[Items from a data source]
^^^^^^^^^^^^^^^^
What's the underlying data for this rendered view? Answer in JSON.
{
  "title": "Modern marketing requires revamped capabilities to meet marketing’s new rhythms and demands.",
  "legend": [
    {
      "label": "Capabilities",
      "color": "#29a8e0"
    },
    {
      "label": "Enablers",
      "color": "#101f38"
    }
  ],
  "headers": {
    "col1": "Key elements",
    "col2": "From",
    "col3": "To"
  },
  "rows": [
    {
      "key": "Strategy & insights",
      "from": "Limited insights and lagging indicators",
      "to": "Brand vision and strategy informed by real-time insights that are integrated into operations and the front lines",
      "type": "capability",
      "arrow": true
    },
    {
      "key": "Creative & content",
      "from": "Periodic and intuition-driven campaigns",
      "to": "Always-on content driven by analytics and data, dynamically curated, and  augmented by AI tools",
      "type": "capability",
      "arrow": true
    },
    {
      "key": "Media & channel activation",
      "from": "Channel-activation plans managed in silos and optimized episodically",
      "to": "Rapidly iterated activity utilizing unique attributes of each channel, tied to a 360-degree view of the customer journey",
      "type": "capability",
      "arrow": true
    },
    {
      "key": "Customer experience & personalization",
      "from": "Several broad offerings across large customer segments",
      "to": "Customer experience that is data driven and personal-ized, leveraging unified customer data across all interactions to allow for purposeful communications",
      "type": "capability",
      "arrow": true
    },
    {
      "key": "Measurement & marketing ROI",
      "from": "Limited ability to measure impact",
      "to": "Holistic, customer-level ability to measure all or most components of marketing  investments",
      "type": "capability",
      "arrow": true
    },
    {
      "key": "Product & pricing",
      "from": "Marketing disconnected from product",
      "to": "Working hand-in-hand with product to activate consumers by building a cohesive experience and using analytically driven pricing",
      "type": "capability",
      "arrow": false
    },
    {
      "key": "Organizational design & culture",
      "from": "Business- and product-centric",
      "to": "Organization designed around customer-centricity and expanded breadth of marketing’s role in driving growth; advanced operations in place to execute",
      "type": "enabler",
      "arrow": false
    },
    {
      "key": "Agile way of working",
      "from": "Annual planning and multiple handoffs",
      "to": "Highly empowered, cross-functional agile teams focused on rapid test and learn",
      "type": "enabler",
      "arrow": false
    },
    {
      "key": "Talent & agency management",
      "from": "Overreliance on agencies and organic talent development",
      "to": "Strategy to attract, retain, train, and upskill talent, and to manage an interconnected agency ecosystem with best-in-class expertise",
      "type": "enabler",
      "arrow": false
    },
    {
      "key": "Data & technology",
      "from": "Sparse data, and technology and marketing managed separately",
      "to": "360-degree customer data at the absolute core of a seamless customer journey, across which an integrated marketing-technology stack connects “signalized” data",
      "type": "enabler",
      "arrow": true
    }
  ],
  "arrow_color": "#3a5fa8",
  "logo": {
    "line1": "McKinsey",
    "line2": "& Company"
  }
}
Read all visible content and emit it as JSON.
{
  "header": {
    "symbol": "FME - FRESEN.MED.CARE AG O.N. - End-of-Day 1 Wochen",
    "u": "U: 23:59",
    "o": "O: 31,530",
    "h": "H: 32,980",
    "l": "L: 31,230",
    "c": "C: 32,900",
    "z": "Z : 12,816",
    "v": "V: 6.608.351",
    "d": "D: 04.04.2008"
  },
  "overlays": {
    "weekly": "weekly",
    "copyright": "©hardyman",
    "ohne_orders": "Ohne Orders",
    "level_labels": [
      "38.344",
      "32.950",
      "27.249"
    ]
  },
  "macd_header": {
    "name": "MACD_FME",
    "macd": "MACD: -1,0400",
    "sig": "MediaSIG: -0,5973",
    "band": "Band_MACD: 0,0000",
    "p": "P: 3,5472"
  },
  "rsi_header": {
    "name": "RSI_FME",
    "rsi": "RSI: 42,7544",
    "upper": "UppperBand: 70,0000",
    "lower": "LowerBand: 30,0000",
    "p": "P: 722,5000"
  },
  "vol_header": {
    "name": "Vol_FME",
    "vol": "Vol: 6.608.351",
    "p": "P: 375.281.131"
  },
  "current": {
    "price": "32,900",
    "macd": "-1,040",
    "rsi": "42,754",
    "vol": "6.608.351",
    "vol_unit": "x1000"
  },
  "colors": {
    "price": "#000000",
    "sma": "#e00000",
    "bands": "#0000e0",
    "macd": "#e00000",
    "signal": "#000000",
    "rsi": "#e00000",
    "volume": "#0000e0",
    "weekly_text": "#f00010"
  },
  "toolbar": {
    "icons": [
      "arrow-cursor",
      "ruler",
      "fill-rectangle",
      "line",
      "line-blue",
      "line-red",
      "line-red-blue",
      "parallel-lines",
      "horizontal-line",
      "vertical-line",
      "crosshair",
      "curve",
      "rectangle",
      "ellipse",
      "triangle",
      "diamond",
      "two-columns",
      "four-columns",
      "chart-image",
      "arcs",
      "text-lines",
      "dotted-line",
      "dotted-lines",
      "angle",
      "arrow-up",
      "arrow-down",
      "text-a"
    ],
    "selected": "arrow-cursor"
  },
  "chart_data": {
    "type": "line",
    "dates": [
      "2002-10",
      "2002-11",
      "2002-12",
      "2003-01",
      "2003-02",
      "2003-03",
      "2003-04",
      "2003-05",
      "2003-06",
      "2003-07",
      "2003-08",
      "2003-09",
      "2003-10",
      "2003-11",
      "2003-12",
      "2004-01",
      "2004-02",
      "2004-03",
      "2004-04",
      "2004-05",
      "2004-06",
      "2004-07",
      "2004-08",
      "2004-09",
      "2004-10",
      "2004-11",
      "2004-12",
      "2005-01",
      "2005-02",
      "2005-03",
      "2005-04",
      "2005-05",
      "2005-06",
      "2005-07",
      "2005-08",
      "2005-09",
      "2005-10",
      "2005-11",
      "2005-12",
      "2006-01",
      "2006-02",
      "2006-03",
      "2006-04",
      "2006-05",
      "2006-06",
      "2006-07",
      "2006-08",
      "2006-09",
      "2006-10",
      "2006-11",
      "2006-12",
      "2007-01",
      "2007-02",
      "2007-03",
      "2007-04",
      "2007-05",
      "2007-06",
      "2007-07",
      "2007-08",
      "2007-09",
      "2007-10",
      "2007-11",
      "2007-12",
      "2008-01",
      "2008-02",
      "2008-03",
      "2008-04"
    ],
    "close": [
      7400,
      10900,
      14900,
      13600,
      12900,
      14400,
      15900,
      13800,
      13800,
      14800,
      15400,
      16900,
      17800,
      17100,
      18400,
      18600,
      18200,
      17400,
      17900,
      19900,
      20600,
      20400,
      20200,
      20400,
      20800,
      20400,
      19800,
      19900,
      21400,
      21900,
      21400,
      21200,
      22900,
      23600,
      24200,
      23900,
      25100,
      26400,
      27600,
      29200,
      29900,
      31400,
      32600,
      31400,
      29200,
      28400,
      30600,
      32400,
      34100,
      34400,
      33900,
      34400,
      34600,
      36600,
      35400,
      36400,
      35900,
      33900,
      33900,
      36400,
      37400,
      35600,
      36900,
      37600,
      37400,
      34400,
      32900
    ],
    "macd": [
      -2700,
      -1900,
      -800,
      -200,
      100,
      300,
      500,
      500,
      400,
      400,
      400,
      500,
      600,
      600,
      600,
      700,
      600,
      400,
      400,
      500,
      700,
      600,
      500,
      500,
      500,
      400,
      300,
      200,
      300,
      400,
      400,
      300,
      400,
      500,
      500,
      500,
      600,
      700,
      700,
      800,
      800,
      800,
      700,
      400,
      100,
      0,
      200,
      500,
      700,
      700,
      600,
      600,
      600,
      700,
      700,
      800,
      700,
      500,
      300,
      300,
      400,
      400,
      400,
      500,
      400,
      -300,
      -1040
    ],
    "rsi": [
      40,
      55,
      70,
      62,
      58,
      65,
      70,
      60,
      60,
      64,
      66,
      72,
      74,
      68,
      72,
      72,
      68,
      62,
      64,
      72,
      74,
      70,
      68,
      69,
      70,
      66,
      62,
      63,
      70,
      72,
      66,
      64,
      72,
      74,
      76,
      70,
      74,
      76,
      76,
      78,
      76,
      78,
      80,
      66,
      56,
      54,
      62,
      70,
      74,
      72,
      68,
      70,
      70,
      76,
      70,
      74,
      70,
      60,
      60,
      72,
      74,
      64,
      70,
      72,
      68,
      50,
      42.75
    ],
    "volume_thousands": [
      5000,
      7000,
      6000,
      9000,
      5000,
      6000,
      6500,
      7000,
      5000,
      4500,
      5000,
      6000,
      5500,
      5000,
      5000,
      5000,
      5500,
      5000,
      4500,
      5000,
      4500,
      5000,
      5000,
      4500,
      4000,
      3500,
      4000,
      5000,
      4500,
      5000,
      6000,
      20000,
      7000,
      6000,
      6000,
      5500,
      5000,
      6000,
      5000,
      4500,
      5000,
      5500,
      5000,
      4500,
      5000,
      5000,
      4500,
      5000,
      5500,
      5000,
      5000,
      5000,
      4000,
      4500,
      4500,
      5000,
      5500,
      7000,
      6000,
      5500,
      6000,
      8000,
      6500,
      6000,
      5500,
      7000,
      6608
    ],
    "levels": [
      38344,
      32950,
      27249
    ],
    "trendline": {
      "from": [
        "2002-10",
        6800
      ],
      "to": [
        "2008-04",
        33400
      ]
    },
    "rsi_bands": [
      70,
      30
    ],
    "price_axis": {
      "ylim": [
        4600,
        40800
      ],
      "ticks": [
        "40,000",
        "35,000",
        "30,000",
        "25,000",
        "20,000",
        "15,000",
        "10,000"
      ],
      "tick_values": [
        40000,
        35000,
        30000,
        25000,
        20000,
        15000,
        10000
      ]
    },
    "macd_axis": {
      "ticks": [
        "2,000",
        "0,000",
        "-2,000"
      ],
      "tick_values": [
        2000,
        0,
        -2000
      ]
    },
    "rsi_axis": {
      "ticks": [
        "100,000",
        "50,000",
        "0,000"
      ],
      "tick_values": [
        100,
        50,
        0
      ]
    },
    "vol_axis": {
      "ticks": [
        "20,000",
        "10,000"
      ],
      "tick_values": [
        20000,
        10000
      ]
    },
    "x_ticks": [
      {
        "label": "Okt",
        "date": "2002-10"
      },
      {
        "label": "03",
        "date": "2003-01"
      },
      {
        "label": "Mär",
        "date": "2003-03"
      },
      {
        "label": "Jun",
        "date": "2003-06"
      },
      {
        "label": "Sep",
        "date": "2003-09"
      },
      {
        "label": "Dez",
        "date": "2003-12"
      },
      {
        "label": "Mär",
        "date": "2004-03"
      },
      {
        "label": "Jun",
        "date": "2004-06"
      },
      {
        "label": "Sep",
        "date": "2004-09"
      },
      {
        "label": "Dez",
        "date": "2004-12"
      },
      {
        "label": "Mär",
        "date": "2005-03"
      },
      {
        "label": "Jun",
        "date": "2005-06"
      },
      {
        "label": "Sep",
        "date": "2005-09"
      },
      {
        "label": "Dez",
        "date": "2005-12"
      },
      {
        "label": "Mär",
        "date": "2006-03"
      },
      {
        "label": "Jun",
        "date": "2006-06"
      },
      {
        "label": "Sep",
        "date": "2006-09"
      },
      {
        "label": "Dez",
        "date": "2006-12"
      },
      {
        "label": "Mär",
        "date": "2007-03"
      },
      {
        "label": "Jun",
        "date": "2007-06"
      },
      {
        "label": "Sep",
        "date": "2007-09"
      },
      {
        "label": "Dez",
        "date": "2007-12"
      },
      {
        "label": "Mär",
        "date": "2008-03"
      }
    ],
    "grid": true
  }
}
^^^^^^^^^^^^^^^^
*What needs to be done*.
How many lines of the entries above hold the string "agency"? Reply with the number alone.

*Finished answer*.
2